Exercise prompt: Copy down every line where the string "this" shows up.

#### Material to process

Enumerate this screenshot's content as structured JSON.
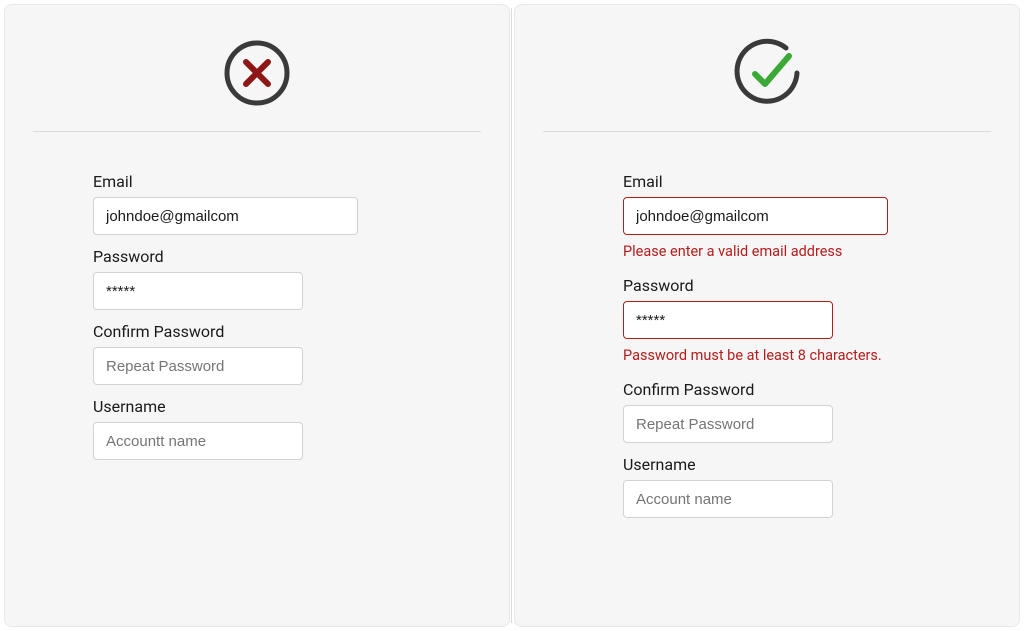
{
  "colors": {
    "error": "#b71c1c",
    "ok_stroke": "#3a3a3a",
    "ok_accent": "#3aa935",
    "x_stroke": "#3a3a3a",
    "x_mark": "#8e1616"
  },
  "left": {
    "status_icon": "x-circle",
    "fields": {
      "email_label": "Email",
      "email_value": "johndoe@gmailcom",
      "password_label": "Password",
      "password_value": "*****",
      "confirm_label": "Confirm Password",
      "confirm_placeholder": "Repeat Password",
      "username_label": "Username",
      "username_placeholder": "Accountt name"
    }
  },
  "right": {
    "status_icon": "check-circle",
    "fields": {
      "email_label": "Email",
      "email_value": "johndoe@gmailcom",
      "email_error": "Please enter a valid email address",
      "password_label": "Password",
      "password_value": "*****",
      "password_error": "Password must be at least 8 characters.",
      "confirm_label": "Confirm Password",
      "confirm_placeholder": "Repeat Password",
      "username_label": "Username",
      "username_placeholder": "Account name"
    }
  }
}
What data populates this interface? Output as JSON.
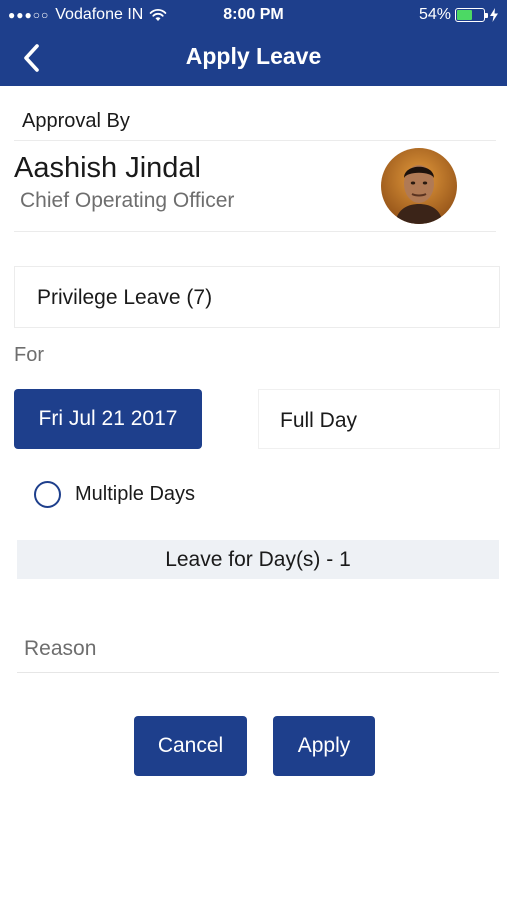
{
  "status_bar": {
    "signal": "●●●○○",
    "carrier": "Vodafone IN",
    "time": "8:00 PM",
    "battery_percent": "54%",
    "battery_level": 0.54,
    "icons": [
      "wifi-icon",
      "battery-icon",
      "charging-bolt-icon"
    ]
  },
  "nav": {
    "back_icon": "chevron-left-icon",
    "title": "Apply Leave"
  },
  "approval": {
    "label": "Approval By",
    "name": "Aashish Jindal",
    "title": "Chief Operating Officer"
  },
  "leave_type": "Privilege Leave (7)",
  "for_label": "For",
  "date": "Fri Jul 21 2017",
  "day_type": "Full Day",
  "multiple_days": {
    "label": "Multiple Days",
    "checked": false
  },
  "leave_count": "Leave for Day(s) - 1",
  "reason": {
    "placeholder": "Reason",
    "value": ""
  },
  "buttons": {
    "cancel": "Cancel",
    "apply": "Apply"
  },
  "colors": {
    "primary": "#1e3f8c",
    "background": "#ffffff",
    "muted_text": "#6e6e6e",
    "info_bar": "#eef1f5"
  }
}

########

Output of the task:
Enumerate this screenshot's content as structured JSON.
What data populates this interface? Output as JSON.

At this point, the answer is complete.